THE EXERCISE:
Copy out, word for word, the stretch of the records from the start through the line that contains "review-step-text: promyslet a". Give back only those lines.

RECORDS PROVIDED:
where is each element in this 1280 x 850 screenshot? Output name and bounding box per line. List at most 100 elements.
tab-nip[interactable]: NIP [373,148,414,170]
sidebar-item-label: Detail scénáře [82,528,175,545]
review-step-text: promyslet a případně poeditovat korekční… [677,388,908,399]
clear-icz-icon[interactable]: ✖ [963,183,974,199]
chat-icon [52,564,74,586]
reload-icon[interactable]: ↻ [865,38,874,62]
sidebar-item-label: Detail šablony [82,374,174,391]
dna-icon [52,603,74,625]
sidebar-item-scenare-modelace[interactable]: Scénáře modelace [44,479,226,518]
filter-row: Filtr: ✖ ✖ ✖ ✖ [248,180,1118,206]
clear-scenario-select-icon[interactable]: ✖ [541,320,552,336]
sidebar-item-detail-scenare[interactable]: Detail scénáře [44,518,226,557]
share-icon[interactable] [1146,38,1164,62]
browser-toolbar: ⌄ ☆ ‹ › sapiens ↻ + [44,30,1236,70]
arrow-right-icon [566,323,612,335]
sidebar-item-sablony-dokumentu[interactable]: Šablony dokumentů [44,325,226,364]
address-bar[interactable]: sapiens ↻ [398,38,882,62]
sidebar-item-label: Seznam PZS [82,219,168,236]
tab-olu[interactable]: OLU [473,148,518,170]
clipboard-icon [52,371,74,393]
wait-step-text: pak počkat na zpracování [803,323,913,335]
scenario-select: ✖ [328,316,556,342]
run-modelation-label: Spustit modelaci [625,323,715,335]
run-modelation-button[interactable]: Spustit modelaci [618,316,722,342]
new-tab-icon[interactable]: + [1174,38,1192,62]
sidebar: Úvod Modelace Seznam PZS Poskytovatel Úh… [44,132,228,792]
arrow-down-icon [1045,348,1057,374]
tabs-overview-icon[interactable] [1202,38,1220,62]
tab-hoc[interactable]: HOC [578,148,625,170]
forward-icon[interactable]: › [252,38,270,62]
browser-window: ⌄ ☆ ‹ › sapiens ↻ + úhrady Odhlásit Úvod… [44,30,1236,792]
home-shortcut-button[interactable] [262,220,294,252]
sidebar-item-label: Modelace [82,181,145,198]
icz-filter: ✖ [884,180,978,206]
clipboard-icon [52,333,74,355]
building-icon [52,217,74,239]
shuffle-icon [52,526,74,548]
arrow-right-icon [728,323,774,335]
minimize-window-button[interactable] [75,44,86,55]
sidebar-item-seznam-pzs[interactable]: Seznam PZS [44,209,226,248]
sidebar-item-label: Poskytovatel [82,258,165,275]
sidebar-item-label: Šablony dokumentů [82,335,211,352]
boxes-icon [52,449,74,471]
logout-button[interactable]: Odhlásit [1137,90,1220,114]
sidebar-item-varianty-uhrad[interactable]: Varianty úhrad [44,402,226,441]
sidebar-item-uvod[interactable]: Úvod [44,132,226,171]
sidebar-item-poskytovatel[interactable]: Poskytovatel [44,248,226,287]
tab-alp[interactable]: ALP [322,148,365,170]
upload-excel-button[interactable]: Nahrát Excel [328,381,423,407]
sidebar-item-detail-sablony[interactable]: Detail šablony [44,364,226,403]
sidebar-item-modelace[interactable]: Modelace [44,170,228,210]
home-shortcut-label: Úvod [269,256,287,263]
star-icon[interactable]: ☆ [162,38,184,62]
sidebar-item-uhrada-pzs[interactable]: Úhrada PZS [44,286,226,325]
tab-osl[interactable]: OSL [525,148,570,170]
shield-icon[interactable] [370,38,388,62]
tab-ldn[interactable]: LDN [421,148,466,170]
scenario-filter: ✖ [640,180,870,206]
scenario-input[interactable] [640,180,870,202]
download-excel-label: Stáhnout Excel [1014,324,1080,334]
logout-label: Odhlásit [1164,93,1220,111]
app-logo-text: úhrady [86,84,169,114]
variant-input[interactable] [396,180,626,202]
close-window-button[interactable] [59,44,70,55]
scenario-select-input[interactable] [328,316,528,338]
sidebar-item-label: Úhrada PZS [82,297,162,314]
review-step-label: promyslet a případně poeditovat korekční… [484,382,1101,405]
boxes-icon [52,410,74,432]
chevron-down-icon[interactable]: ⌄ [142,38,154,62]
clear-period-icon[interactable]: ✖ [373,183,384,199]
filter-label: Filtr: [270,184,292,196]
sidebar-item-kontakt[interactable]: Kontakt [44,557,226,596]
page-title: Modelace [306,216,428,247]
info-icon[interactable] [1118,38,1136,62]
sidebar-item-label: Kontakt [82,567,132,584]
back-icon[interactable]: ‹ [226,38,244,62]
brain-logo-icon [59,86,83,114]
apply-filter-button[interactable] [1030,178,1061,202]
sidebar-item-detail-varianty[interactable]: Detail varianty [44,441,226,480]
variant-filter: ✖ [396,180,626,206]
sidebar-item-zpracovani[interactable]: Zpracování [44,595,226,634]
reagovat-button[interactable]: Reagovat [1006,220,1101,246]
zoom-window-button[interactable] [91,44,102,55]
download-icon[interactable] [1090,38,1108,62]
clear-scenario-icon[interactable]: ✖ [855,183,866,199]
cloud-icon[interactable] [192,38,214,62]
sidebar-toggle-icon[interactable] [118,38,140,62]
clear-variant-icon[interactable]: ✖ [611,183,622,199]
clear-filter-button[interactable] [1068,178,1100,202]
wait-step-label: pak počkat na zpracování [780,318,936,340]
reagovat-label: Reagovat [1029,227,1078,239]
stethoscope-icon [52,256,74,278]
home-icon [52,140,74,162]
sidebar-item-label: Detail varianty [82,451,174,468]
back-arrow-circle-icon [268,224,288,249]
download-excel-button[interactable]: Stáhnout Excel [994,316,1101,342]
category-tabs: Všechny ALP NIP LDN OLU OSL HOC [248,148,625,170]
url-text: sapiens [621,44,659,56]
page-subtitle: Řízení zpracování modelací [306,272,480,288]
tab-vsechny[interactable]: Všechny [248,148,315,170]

ANSWER TO THE PROBLEM:
where is each element in this 1280 x 850 screenshot? Output name and bounding box per line. List at most 100 elements.
tab-nip[interactable]: NIP [373,148,414,170]
sidebar-item-label: Detail scénáře [82,528,175,545]
review-step-text: promyslet a případně poeditovat korekční… [677,388,908,399]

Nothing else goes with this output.